Page text:
──────────

New findings reveal MAEA’s unexpected function in DNA repair and cancer therapy
A University of Alberta research team has uncovered a surprising new role for the MAEA protein, historically associated with red blood cell development and linked to developmental disorders. In a study published in Science Advances, the researchers show that MAEA also helps control DNA repair and cell replication. When MAEA is removed or inhibited, cancer cells become more vulnerable to chemotherapy drugs, suggesting a potential strategy to overcome drug resistance in several cancers.
How the team identified MAEA’s role in chemoresistance
The scientists conducted a broad screen of nearly 900 genes to identify those involved in a cancer cell’s defense against chemotherapy commonly used for colorectal, small-cell lung, and ovarian cancers. Through this screen, MAEA emerged as a key player in the cell’s repair mechanisms. The team then investigated how MAEA’s function impacts treatment outcomes, linking gene activity to a cell’s ability to repair damage caused by chemotherapy.
Collaborative use of cutting-edge tools
To understand the consequences of MAEA dysfunction, the researchers collaborated with biochemist Mark Glover to apply AlphaFold modeling. This AI-based prediction tool helped them visualize how MAEA mutations found in some developmental disorders might affect its newly identified role in DNA repair. The modelling provided a clearer picture of how MAEA helps cells recover from chemotherapy-induced damage and how mutations could influence this process.
Mapping compensatory pathways in cancer cells
Understanding where MAEA fits in required identifying alternative pathways cancer cells may use when MAEA is not working properly. In collaboration with Université Laval, the team pinpointed compensatory mechanisms that cancer cells deploy. The idea is to develop combination treatments that simultaneously block MAEA-dependent repair and these backup pathways, thereby enhancing chemotherapy efficacy and reducing resistance.

──────────

[Stored items]
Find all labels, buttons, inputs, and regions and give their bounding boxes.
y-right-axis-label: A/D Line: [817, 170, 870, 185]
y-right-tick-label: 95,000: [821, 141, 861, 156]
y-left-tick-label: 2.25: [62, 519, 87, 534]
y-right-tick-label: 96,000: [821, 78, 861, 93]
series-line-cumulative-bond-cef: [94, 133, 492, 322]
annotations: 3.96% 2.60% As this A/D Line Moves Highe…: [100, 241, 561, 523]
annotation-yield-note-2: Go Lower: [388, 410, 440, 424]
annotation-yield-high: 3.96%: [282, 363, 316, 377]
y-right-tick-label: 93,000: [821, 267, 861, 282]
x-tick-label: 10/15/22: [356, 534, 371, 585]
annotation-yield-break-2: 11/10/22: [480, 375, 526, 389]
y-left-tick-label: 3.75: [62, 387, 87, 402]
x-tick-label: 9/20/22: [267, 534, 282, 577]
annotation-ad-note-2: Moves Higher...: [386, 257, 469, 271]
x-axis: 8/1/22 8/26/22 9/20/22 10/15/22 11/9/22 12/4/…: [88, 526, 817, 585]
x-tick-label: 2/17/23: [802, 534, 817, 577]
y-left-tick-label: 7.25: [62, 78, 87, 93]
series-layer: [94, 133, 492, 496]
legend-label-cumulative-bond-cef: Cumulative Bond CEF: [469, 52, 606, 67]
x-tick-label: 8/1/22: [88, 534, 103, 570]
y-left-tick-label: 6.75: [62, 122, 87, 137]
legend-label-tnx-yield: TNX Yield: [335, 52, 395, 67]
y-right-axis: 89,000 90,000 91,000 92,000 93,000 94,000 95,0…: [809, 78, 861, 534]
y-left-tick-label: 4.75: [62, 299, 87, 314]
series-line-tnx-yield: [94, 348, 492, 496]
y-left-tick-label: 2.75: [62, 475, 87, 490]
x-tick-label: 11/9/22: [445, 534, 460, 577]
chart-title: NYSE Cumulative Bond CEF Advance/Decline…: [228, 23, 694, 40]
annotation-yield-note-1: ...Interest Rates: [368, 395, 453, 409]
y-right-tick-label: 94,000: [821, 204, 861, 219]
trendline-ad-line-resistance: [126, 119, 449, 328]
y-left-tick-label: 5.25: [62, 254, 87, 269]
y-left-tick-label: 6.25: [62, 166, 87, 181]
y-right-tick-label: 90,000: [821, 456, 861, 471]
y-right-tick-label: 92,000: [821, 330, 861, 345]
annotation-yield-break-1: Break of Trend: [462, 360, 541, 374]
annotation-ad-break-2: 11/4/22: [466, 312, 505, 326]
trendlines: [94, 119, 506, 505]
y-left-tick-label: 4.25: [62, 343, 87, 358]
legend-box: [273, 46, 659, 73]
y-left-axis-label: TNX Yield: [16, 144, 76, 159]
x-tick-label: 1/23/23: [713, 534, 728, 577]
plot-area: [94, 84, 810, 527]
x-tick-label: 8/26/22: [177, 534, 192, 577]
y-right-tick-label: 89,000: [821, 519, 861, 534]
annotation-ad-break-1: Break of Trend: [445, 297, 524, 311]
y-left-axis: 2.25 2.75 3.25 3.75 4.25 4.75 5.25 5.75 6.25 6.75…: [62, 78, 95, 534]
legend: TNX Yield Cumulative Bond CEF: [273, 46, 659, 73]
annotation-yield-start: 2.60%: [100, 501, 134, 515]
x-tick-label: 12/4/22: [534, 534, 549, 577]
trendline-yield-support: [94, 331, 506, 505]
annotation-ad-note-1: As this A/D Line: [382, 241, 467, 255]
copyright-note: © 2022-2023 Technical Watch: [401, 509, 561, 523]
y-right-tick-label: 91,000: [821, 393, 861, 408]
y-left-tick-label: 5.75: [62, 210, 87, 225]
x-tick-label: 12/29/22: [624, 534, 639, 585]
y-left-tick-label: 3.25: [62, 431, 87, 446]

──────────

What the task requires: List every type of cancer named in the MAEA article.

Completed exercise: Colorectal cancer, small-cell lung cancer, and ovarian cancer.